Beginning at the line that contains "Extract all readable text from this page.", transcribe the remaining lines of the listing exactly; include the final line and omit everything before.

**** Provided information ****

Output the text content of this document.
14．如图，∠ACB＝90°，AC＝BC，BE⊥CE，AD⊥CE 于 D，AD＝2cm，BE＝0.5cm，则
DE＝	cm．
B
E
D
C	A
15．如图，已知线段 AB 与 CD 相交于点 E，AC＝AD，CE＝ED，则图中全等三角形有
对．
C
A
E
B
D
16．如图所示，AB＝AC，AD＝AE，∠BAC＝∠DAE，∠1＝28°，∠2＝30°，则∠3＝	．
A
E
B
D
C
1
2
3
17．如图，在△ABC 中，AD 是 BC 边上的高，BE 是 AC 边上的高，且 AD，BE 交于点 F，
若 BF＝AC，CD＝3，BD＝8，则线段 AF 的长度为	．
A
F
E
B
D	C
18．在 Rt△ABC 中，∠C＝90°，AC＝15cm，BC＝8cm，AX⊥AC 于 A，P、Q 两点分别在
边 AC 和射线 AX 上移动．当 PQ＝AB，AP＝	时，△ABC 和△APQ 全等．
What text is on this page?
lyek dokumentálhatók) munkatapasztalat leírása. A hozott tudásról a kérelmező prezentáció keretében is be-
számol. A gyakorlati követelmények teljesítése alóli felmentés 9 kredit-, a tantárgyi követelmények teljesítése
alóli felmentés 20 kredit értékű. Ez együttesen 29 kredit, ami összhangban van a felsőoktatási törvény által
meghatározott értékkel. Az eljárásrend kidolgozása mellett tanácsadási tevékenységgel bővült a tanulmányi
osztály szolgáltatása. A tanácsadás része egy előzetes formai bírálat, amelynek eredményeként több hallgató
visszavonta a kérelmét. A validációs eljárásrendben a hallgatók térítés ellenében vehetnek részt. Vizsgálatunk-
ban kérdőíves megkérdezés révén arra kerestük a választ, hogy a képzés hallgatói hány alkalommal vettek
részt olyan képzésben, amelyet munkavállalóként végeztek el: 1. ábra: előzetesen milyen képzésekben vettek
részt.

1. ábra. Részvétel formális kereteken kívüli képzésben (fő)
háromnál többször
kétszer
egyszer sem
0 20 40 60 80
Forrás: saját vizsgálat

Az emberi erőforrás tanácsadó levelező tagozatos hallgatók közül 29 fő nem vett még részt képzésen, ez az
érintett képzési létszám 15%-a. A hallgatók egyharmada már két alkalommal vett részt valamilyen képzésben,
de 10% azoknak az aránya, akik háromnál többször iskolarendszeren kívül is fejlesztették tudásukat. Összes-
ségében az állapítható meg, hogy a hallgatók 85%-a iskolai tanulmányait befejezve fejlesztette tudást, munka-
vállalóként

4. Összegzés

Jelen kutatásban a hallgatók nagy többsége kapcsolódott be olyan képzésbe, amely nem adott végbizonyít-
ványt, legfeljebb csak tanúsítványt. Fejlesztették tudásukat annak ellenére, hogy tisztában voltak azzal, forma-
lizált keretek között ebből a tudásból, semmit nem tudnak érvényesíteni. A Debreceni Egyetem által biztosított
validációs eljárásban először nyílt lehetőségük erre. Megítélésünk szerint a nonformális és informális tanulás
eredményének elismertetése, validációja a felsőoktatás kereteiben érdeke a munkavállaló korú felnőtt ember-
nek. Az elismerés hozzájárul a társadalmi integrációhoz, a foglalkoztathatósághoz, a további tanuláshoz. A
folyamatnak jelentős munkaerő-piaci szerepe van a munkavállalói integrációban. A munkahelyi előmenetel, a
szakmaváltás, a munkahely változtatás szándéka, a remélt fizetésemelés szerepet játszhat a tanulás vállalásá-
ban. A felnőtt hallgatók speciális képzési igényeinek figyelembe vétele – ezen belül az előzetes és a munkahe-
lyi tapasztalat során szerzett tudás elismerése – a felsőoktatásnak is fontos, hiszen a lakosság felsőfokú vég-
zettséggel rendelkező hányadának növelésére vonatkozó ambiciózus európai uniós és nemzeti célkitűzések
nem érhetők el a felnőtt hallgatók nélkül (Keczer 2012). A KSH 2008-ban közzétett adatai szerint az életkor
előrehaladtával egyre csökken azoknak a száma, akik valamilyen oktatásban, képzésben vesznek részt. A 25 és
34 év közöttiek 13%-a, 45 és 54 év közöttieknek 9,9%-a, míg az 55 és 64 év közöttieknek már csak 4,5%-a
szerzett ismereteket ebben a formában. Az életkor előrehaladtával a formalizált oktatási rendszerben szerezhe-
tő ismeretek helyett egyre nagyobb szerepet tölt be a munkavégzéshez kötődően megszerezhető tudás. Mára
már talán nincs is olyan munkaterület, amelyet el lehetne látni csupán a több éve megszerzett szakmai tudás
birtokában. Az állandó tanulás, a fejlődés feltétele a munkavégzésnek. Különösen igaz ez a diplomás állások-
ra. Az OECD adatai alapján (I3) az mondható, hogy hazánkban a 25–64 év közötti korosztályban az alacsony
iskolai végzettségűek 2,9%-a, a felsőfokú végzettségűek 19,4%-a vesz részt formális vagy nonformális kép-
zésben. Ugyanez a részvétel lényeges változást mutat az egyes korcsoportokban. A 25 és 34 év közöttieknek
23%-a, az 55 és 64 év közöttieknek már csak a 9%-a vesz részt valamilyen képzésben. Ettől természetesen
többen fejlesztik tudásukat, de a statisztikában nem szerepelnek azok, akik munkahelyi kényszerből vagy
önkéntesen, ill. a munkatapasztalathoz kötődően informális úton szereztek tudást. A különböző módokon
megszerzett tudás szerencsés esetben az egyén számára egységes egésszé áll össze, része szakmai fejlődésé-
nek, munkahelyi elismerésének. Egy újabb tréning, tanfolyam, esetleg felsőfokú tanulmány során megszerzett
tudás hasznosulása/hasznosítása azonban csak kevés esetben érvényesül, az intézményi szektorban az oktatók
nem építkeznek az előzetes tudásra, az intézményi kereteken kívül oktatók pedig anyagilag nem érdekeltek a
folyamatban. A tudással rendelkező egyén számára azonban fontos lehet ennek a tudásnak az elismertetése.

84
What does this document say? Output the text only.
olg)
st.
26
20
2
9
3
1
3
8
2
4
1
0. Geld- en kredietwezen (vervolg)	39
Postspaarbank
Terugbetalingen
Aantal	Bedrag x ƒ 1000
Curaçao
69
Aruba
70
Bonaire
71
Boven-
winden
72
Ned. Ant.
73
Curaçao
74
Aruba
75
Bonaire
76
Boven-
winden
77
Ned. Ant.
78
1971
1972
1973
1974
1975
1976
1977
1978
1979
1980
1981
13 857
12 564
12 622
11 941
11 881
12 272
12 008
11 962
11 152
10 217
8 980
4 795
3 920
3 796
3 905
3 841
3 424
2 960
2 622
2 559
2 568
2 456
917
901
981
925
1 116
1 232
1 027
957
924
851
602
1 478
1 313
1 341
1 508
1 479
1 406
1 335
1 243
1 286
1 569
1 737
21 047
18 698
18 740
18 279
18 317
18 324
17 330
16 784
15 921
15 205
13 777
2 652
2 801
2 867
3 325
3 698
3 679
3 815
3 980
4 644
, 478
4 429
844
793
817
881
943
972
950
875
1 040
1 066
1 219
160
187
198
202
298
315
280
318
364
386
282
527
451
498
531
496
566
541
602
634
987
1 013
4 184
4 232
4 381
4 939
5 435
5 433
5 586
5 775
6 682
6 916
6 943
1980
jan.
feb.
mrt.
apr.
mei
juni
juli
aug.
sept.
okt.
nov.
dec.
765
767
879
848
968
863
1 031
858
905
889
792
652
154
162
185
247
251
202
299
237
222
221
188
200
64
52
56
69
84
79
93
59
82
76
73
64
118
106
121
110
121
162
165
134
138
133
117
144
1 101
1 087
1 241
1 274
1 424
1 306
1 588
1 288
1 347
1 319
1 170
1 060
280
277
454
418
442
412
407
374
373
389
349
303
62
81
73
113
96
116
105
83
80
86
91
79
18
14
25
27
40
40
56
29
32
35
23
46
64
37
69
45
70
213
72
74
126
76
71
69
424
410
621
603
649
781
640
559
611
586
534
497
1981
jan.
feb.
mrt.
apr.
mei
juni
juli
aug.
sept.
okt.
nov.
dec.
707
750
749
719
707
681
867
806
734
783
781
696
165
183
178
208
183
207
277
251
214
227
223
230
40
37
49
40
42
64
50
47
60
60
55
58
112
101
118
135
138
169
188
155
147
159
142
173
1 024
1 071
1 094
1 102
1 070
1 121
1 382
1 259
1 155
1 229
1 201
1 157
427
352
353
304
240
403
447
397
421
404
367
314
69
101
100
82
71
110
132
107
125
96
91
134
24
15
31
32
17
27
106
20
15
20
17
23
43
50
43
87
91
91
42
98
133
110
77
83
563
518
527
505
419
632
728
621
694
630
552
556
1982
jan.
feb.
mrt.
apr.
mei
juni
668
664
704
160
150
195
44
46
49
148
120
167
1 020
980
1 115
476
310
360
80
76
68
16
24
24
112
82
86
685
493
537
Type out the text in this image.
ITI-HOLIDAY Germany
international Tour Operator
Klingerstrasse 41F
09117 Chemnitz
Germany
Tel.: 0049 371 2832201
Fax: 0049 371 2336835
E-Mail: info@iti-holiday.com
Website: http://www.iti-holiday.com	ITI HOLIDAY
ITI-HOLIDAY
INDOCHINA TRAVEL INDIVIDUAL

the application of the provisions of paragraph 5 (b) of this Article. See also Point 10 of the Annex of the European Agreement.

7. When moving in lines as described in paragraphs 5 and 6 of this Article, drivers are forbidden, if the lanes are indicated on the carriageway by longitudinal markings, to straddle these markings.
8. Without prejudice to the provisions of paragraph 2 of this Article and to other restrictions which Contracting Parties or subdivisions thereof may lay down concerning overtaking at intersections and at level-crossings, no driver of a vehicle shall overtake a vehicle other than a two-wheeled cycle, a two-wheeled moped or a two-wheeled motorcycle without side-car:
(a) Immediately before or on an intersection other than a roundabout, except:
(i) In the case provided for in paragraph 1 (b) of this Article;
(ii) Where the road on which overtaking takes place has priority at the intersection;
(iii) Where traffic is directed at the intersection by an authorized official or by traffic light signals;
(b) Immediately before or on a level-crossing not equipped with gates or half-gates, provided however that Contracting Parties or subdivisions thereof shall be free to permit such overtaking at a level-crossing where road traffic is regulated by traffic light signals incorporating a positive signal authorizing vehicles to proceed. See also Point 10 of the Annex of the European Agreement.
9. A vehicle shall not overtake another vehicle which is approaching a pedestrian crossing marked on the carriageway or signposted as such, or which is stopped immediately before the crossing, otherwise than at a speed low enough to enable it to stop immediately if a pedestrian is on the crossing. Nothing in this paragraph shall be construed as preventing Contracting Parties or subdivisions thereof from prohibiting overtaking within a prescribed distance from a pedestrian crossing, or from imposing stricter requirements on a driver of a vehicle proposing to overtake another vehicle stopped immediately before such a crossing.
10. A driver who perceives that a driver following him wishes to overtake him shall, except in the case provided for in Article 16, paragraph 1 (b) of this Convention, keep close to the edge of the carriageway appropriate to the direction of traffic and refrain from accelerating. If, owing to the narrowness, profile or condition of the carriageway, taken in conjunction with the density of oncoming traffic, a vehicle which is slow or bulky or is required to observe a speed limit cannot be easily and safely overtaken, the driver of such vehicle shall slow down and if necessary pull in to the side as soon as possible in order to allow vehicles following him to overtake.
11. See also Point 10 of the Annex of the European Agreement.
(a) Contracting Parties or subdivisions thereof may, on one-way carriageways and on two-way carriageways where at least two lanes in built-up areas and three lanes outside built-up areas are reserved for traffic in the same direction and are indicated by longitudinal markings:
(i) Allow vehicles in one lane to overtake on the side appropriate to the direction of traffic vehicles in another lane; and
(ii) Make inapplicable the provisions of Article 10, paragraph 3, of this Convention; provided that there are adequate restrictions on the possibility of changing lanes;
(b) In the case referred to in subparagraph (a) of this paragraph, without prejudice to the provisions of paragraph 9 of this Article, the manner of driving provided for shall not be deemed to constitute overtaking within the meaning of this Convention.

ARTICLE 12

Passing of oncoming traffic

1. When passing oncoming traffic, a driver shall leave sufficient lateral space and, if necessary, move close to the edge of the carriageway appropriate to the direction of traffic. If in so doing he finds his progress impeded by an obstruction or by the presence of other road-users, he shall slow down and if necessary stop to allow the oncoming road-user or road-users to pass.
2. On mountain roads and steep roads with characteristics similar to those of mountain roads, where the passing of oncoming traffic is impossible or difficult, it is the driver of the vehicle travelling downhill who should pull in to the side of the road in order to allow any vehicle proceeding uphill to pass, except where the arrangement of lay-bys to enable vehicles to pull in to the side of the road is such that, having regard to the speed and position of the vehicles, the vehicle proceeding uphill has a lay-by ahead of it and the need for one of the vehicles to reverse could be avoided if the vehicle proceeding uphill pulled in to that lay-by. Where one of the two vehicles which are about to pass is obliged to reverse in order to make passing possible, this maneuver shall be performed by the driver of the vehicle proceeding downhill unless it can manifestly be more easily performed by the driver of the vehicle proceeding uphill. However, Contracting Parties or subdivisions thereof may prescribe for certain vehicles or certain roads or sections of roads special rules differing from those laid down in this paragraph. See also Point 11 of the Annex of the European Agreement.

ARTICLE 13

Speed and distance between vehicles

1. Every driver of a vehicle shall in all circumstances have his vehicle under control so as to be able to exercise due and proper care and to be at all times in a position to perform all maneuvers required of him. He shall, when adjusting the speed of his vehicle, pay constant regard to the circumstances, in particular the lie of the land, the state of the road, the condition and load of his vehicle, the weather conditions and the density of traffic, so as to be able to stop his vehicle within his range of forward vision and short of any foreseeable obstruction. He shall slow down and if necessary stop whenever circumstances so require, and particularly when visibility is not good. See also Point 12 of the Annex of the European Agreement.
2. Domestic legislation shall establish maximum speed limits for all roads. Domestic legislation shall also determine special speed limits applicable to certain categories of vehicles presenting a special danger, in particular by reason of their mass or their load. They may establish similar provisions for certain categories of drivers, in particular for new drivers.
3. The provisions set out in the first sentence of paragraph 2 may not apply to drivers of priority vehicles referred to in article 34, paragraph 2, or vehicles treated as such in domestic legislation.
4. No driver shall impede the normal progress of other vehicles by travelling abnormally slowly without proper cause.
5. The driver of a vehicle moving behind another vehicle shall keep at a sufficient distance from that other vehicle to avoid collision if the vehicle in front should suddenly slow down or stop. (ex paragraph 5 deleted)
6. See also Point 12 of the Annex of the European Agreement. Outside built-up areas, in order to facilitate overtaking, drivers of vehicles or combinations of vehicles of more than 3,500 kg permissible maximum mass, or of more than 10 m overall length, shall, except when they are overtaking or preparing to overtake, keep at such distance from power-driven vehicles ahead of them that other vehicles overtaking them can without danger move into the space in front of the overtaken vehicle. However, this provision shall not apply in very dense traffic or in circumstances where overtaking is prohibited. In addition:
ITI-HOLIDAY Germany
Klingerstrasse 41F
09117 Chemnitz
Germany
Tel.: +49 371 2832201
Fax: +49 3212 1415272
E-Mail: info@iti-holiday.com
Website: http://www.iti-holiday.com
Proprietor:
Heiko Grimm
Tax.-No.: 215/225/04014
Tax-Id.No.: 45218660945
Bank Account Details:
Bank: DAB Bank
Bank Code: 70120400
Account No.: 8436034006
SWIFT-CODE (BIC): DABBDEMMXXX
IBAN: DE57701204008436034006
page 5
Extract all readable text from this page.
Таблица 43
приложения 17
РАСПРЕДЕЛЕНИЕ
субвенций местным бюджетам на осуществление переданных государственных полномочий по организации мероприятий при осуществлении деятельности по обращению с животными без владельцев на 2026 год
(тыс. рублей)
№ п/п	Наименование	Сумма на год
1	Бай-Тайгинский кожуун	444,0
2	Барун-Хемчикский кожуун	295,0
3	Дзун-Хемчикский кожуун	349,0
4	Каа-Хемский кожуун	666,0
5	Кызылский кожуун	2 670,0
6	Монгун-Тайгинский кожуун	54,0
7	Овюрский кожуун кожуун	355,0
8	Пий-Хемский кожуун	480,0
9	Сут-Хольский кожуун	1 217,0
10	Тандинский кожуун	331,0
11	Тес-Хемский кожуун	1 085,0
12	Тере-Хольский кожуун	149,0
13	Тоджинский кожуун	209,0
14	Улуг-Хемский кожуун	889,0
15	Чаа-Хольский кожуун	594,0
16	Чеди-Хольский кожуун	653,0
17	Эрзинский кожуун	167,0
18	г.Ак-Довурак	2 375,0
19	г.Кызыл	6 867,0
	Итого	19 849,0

****

Worked answer:
Extract all readable text from this page.
Таблица 43
приложения 17
РАСПРЕДЕЛЕНИЕ
субвенций местным бюджетам на осуществление переданных государственных полномочий по организации мероприятий при осуществлении деятельности по обращению с животными без владельцев на 2026 год
(тыс. рублей)
№ п/п	Наименование	Сумма на год
1	Бай-Тайгинский кожуун	444,0
2	Барун-Хемчикский кожуун	295,0
3	Дзун-Хемчикский кожуун	349,0
4	Каа-Хемский кожуун	666,0
5	Кызылский кожуун	2 670,0
6	Монгун-Тайгинский кожуун	54,0
7	Овюрский кожуун кожуун	355,0
8	Пий-Хемский кожуун	480,0
9	Сут-Хольский кожуун	1 217,0
10	Тандинский кожуун	331,0
11	Тес-Хемский кожуун	1 085,0
12	Тере-Хольский кожуун	149,0
13	Тоджинский кожуун	209,0
14	Улуг-Хемский кожуун	889,0
15	Чаа-Хольский кожуун	594,0
16	Чеди-Хольский кожуун	653,0
17	Эрзинский кожуун	167,0
18	г.Ак-Довурак	2 375,0
19	г.Кызыл	6 867,0
	Итого	19 849,0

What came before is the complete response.